- [Source text]:
■ ■ ■ ■ ■

1. Two Sheds - no offence mate, but that is not a good idea. The whole point of portals, apart from torque reduction on the drivetrain, is clearance. All you do by putting the drop boxes at the diff is lose it again, at the expense of a lot of weight. If you don't believe me, draw a piccy on squared paper of 2 undercarriages - both same size tyres, axles, diffs etc, one with dop boxes in the wheels, one with them at the diff. Count the squares under each.

2. Maxidrive boxes were nearer the 10k mark I think, and sold accordingly.

3. If I recall correctly, Maxidrive used a double idler (think of it in a diamond pattern of 4 gears), you could do the same to share the loads between more teeth, allowing, maybe, smaller gears.

4. Simonr - there are portals out there using internal ring gears. Good thinking, but I don't think they generally offer as much drop as a conventional setup. (I think the gearing reduction may tend to be higher too).

5. Gear selection will be critical. For economy, maybe its better to nick gears from something readily available and use those - transfer box / gearbox gears.

■ ■ ■ ■ ■

- [Aim 1]:
In the entries, swap "x-axis-tick-label" for "horizontal-axis-tick-label" starting with the line with "boxplot-box — [295, 485, 584, 546]" and going on through the line with "histogram-bar — [234, 245, 270, 436]". Return only those lines, otherwise unchanged.
- [Aim 2]:
Pick up the portal axle post after its last point and carry it on.
The portal axle post and the entries are unrelated to each other.

- [Given information]:
■ ■ ■ ■ ■

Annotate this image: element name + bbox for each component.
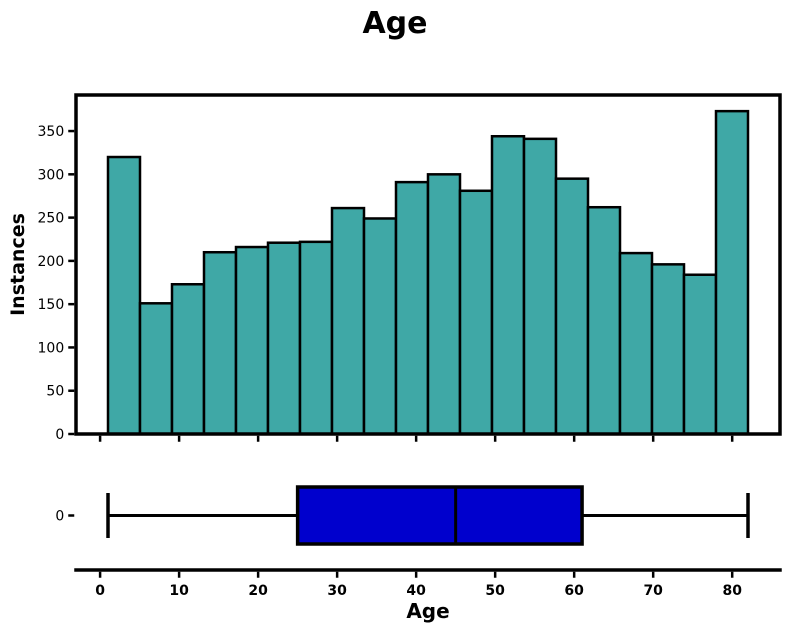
boxplot-box — [295, 485, 584, 546]
histogram-bar — [362, 217, 398, 436]
y-axis-tick-label: 0 — [55, 427, 64, 443]
y-axis-tick-label: 200 — [38, 254, 65, 270]
x-axis-tick-label: 30 — [327, 583, 347, 599]
histogram-bar — [490, 134, 526, 436]
x-axis-tick-label: 50 — [485, 583, 505, 599]
histogram-bar — [298, 240, 334, 436]
histogram-bar — [458, 189, 494, 436]
x-axis-tick-label: 0 — [95, 583, 105, 599]
histogram-bar — [650, 263, 686, 436]
y-axis-tick-label: 50 — [46, 384, 64, 400]
histogram-bar — [266, 241, 302, 436]
histogram-bar — [330, 206, 366, 436]
histogram-bar — [618, 251, 654, 436]
y-axis-tick-label: 250 — [38, 211, 65, 227]
x-axis-tick-label: 20 — [248, 583, 268, 599]
x-axis-tick-label: 40 — [406, 583, 426, 599]
histogram-bar — [586, 205, 622, 436]
x-axis-tick-label: 80 — [722, 583, 742, 599]
y-axis-tick-label: 350 — [38, 124, 65, 140]
histogram-bar — [714, 109, 750, 436]
x-axis-tick-label: 10 — [169, 583, 189, 599]
x-axis-tick-label: 60 — [564, 583, 584, 599]
histogram-bar — [234, 245, 270, 436]
y-axis-tick-label: 300 — [38, 167, 65, 183]
histogram-bar — [394, 180, 430, 436]
histogram-bar — [682, 273, 718, 436]
histogram-bar — [554, 177, 590, 436]
histogram-bar — [138, 302, 174, 436]
y-axis-tick-label: 150 — [38, 297, 65, 313]
histogram-bar — [106, 155, 142, 436]
boxplot-y-tick-label: 0 — [55, 509, 64, 525]
y-axis-label: Instances — [7, 213, 29, 316]
x-axis-label: Age — [406, 599, 449, 623]
y-axis-tick-label: 100 — [38, 340, 65, 356]
histogram-bar — [522, 137, 558, 436]
histogram-bar — [426, 173, 462, 436]
x-axis-tick-label: 70 — [643, 583, 663, 599]
figure-title: Age — [362, 6, 428, 41]
histogram-bar — [202, 250, 238, 436]
histogram-bar — [170, 283, 206, 436]
histogram-frame — [74, 93, 782, 436]
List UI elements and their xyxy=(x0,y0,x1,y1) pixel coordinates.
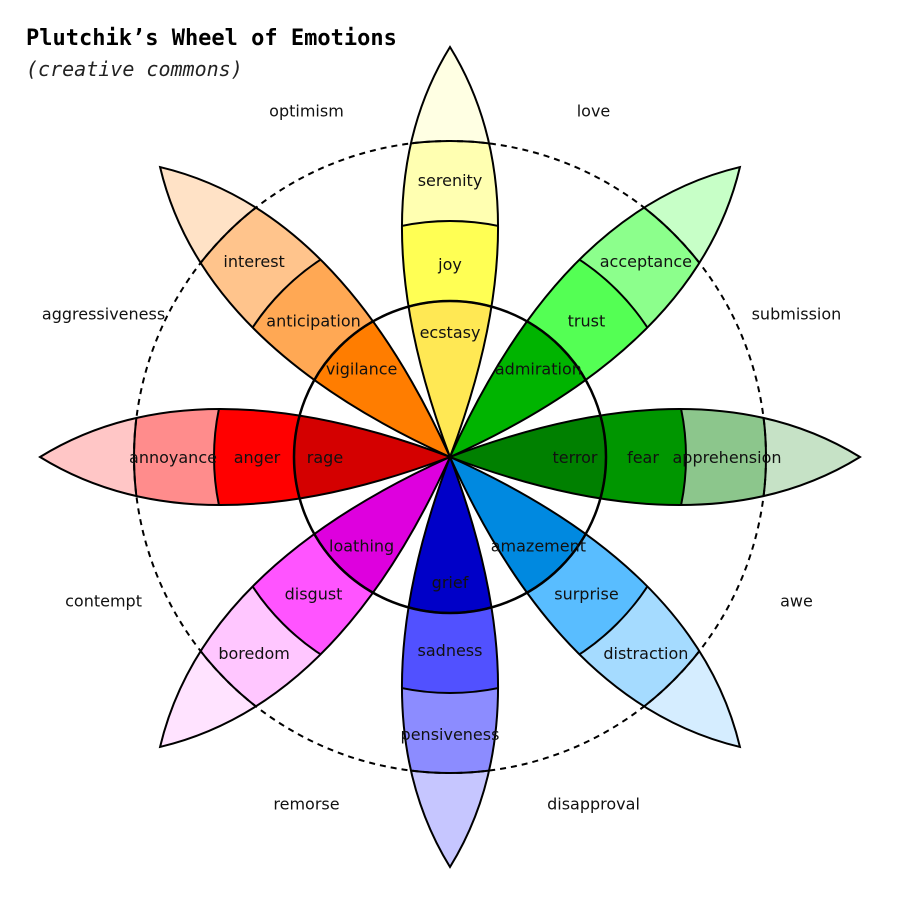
emotion-label-apprehension: apprehension xyxy=(672,448,781,467)
dyad-label-love: love xyxy=(577,102,611,121)
emotion-label-annoyance: annoyance xyxy=(129,448,217,467)
title: Plutchik’s Wheel of Emotions xyxy=(26,26,397,51)
emotion-label-anger: anger xyxy=(234,448,281,467)
dyad-ring xyxy=(133,140,767,774)
emotion-label-joy: joy xyxy=(437,255,462,274)
emotion-label-terror: terror xyxy=(552,448,597,467)
emotion-label-amazement: amazement xyxy=(491,536,586,555)
emotion-label-grief: grief xyxy=(432,573,469,592)
emotion-label-surprise: surprise xyxy=(554,584,618,603)
dyad-label-optimism: optimism xyxy=(269,102,344,121)
dyad-label-contempt: contempt xyxy=(65,592,142,611)
petal-band xyxy=(450,408,687,506)
emotion-label-boredom: boredom xyxy=(218,644,290,663)
emotion-label-vigilance: vigilance xyxy=(326,360,398,379)
petal-band xyxy=(293,457,450,614)
petal-band xyxy=(450,457,607,614)
emotion-label-admiration: admiration xyxy=(495,360,582,379)
emotion-label-loathing: loathing xyxy=(329,536,394,555)
petal-band xyxy=(213,457,450,694)
petal-band xyxy=(213,220,450,457)
emotion-label-acceptance: acceptance xyxy=(600,252,692,271)
emotion-label-distraction: distraction xyxy=(603,644,688,663)
emotion-label-rage: rage xyxy=(307,448,343,467)
petal-band xyxy=(450,220,687,457)
emotion-label-trust: trust xyxy=(568,312,606,331)
petal-band xyxy=(213,408,450,506)
subtitle: (creative commons) xyxy=(26,57,243,81)
petal-layer xyxy=(38,45,862,869)
petal-band xyxy=(401,457,499,694)
petal-band xyxy=(450,300,607,457)
dyad-label-submission: submission xyxy=(752,304,842,323)
emotion-label-anticipation: anticipation xyxy=(266,312,361,331)
text-layer: ecstasy joy serenity admiration trust accepta… xyxy=(42,102,841,814)
emotion-label-sadness: sadness xyxy=(418,641,483,660)
emotion-label-fear: fear xyxy=(627,448,659,467)
emotion-label-ecstasy: ecstasy xyxy=(420,323,481,342)
dyad-label-remorse: remorse xyxy=(273,794,339,813)
petal-band xyxy=(293,300,450,457)
dyad-label-disapproval: disapproval xyxy=(547,794,640,813)
dyad-label-aggressiveness: aggressiveness xyxy=(42,304,165,323)
emotion-label-interest: interest xyxy=(223,252,284,271)
petal-band xyxy=(401,220,499,457)
petal-band xyxy=(450,457,687,694)
emotion-label-serenity: serenity xyxy=(418,171,483,190)
emotion-label-disgust: disgust xyxy=(285,584,343,603)
dyad-label-awe: awe xyxy=(780,592,813,611)
emotion-label-pensiveness: pensiveness xyxy=(401,725,500,744)
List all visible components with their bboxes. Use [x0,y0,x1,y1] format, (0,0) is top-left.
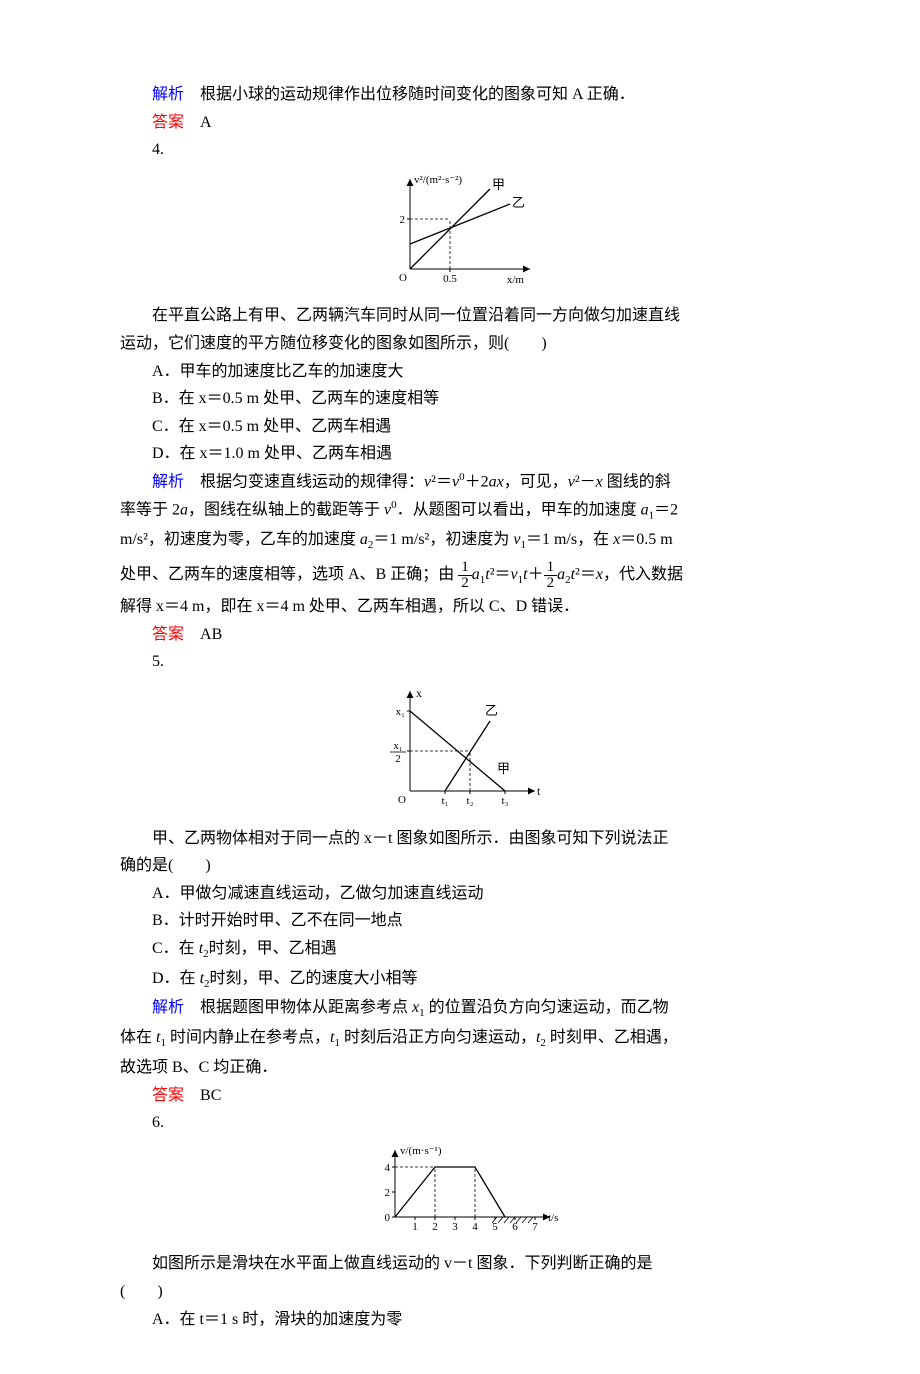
svg-text:x₁: x₁ [396,706,406,718]
q3-analysis: 解析 根据小球的运动规律作出位移随时间变化的图象可知 A 正确． [120,82,800,108]
q4-figure: Ox/m v²/(m²·s⁻²) 甲乙 0.5 2 [120,169,800,298]
q6-number: 6. [120,1110,800,1136]
svg-text:2: 2 [385,1187,391,1199]
answer-label: 答案 [152,114,184,131]
q5-analysis-3: 故选项 B、C 均正确． [120,1055,800,1081]
svg-text:乙: 乙 [485,703,498,718]
answer-label: 答案 [152,1087,184,1104]
svg-text:O: O [399,272,407,284]
svg-text:t₁: t₁ [442,795,449,807]
q3-answer-text: A [184,114,212,131]
q6-stem1: 如图所示是滑块在水平面上做直线运动的 v－t 图象．下列判断正确的是 [120,1251,800,1277]
q5-analysis-2: 体在 t1 时间内静止在参考点，t1 时刻后沿正方向匀速运动，t2 时刻甲、乙相… [120,1025,800,1053]
svg-text:2: 2 [432,1221,438,1233]
q4-optB: B．在 x＝0.5 m 处甲、乙两车的速度相等 [152,386,800,412]
svg-text:t₂: t₂ [467,795,474,807]
svg-text:x₁: x₁ [393,740,403,752]
q6-optA: A．在 t＝1 s 时，滑块的加速度为零 [152,1307,800,1333]
svg-text:t: t [537,784,541,798]
svg-text:4: 4 [385,1162,391,1174]
svg-text:O: O [398,794,406,806]
svg-text:x: x [416,686,422,700]
q4-answer: 答案 AB [120,622,800,648]
q4-analysis-4: 处甲、乙两车的速度相等，选项 A、B 正确；由 12a1t²＝v1t＋12a2t… [120,557,800,592]
analysis-label: 解析 [152,473,184,490]
q5-stem2: 确的是( ) [120,853,800,879]
q5-optA: A．甲做匀减速直线运动，乙做匀加速直线运动 [152,881,800,907]
svg-text:甲: 甲 [492,177,505,192]
q4-number: 4. [120,137,800,163]
svg-text:3: 3 [452,1221,458,1233]
svg-text:1: 1 [412,1221,418,1233]
q5-answer: 答案 BC [120,1083,800,1109]
svg-text:0.5: 0.5 [443,273,457,285]
svg-text:v/(m·s⁻¹): v/(m·s⁻¹) [400,1145,442,1157]
svg-text:2: 2 [400,214,406,226]
q6-figure: t/s v/(m·s⁻¹) 1 2 3 4 5 6 7 0 2 4 [120,1142,800,1246]
analysis-label: 解析 [152,999,184,1016]
svg-text:4: 4 [472,1221,478,1233]
q3-analysis-text: 根据小球的运动规律作出位移随时间变化的图象可知 A 正确． [184,86,635,103]
q5-optC: C．在 t2时刻，甲、乙相遇 [152,936,800,964]
q5-analysis-1: 解析 根据题图甲物体从距离参考点 x1 的位置沿负方向匀速运动，而乙物 [120,995,800,1023]
q3-answer: 答案 A [120,110,800,136]
q5-stem1: 甲、乙两物体相对于同一点的 x－t 图象如图所示．由图象可知下列说法正 [120,826,800,852]
svg-text:0: 0 [385,1212,391,1224]
q6-stem2: ( ) [120,1279,800,1305]
q4-optC: C．在 x＝0.5 m 处甲、乙两车相遇 [152,414,800,440]
svg-text:5: 5 [492,1221,498,1233]
q5-number: 5. [120,649,800,675]
svg-text:x/m: x/m [507,274,525,286]
svg-text:v²/(m²·s⁻²): v²/(m²·s⁻²) [414,174,462,186]
q5-optB: B．计时开始时甲、乙不在同一地点 [152,908,800,934]
q4-analysis-2: 率等于 2a，图线在纵轴上的截距等于 v0．从题图可以看出，甲车的加速度 a1＝… [120,497,800,525]
q4-analysis-5: 解得 x＝4 m，即在 x＝4 m 处甲、乙两车相遇，所以 C、D 错误． [120,594,800,620]
svg-text:7: 7 [532,1221,538,1233]
q4-stem1: 在平直公路上有甲、乙两辆汽车同时从同一位置沿着同一方向做匀加速直线 [120,303,800,329]
q4-optD: D．在 x＝1.0 m 处甲、乙两车相遇 [152,441,800,467]
answer-label: 答案 [152,626,184,643]
q5-figure: Otx甲乙t₁t₂t₃x₁x₁2 [120,681,800,820]
svg-text:甲: 甲 [497,761,510,776]
q5-optD: D．在 t2时刻，甲、乙的速度大小相等 [152,966,800,994]
svg-text:6: 6 [512,1221,518,1233]
svg-text:2: 2 [395,753,401,765]
q4-analysis-3: m/s²，初速度为零，乙车的加速度 a2＝1 m/s²，初速度为 v1＝1 m/… [120,527,800,555]
q4-analysis-1: 解析 根据匀变速直线运动的规律得：v²＝v0＋2ax，可见，v²－x 图线的斜 [120,469,800,495]
q4-stem2: 运动，它们速度的平方随位移变化的图象如图所示，则( ) [120,331,800,357]
q4-optA: A．甲车的加速度比乙车的加速度大 [152,359,800,385]
analysis-label: 解析 [152,86,184,103]
svg-text:t₃: t₃ [502,795,509,807]
svg-text:t/s: t/s [548,1212,558,1224]
svg-text:乙: 乙 [512,195,525,210]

■ ■ ■ ■ ■

- [Exercise answer 1]:
boxplot-box — [295, 485, 584, 546]
histogram-bar — [362, 217, 398, 436]
y-axis-tick-label: 0 — [55, 427, 64, 443]
y-axis-tick-label: 200 — [38, 254, 65, 270]
horizontal-axis-tick-label: 30 — [327, 583, 347, 599]
histogram-bar — [490, 134, 526, 436]
horizontal-axis-tick-label: 50 — [485, 583, 505, 599]
histogram-bar — [298, 240, 334, 436]
histogram-bar — [458, 189, 494, 436]
horizontal-axis-tick-label: 0 — [95, 583, 105, 599]
histogram-bar — [650, 263, 686, 436]
y-axis-tick-label: 50 — [46, 384, 64, 400]
histogram-bar — [266, 241, 302, 436]
histogram-bar — [330, 206, 366, 436]
histogram-bar — [618, 251, 654, 436]
y-axis-tick-label: 250 — [38, 211, 65, 227]
horizontal-axis-tick-label: 20 — [248, 583, 268, 599]
horizontal-axis-tick-label: 40 — [406, 583, 426, 599]
histogram-bar — [586, 205, 622, 436]
horizontal-axis-tick-label: 80 — [722, 583, 742, 599]
y-axis-tick-label: 350 — [38, 124, 65, 140]
histogram-bar — [714, 109, 750, 436]
horizontal-axis-tick-label: 10 — [169, 583, 189, 599]
horizontal-axis-tick-label: 60 — [564, 583, 584, 599]
histogram-bar — [234, 245, 270, 436]

- [Exercise answer 2]:
Of course this can be done. I'd start by getting hold of 4 or 5 existing portal boxes and making sure I understood what was good / bad about them.

There may be an issue with Land Rover chocolate axle casing strength. One answer would be to offer an exchange service in which you'd add a truss to the top of the housing? Plus possibly a flange / web to support the drop box or steering knuckle. I wouldn't want to rely on regular swivels, but thats me. Re-read what Jen said.

A lot of the issues with existing portals have been done to death - there is a LOT of info out there. The place to start is by reading everything you can find on the net and going from there.

Seems like a lot of effort to keep crappy rover centre sections to me. How about just selling complete axles ready to bolt in instead. You'd have choice of centre too, and people could sell their axles to help finance it.

Hope it helps a bit, good luck. Al.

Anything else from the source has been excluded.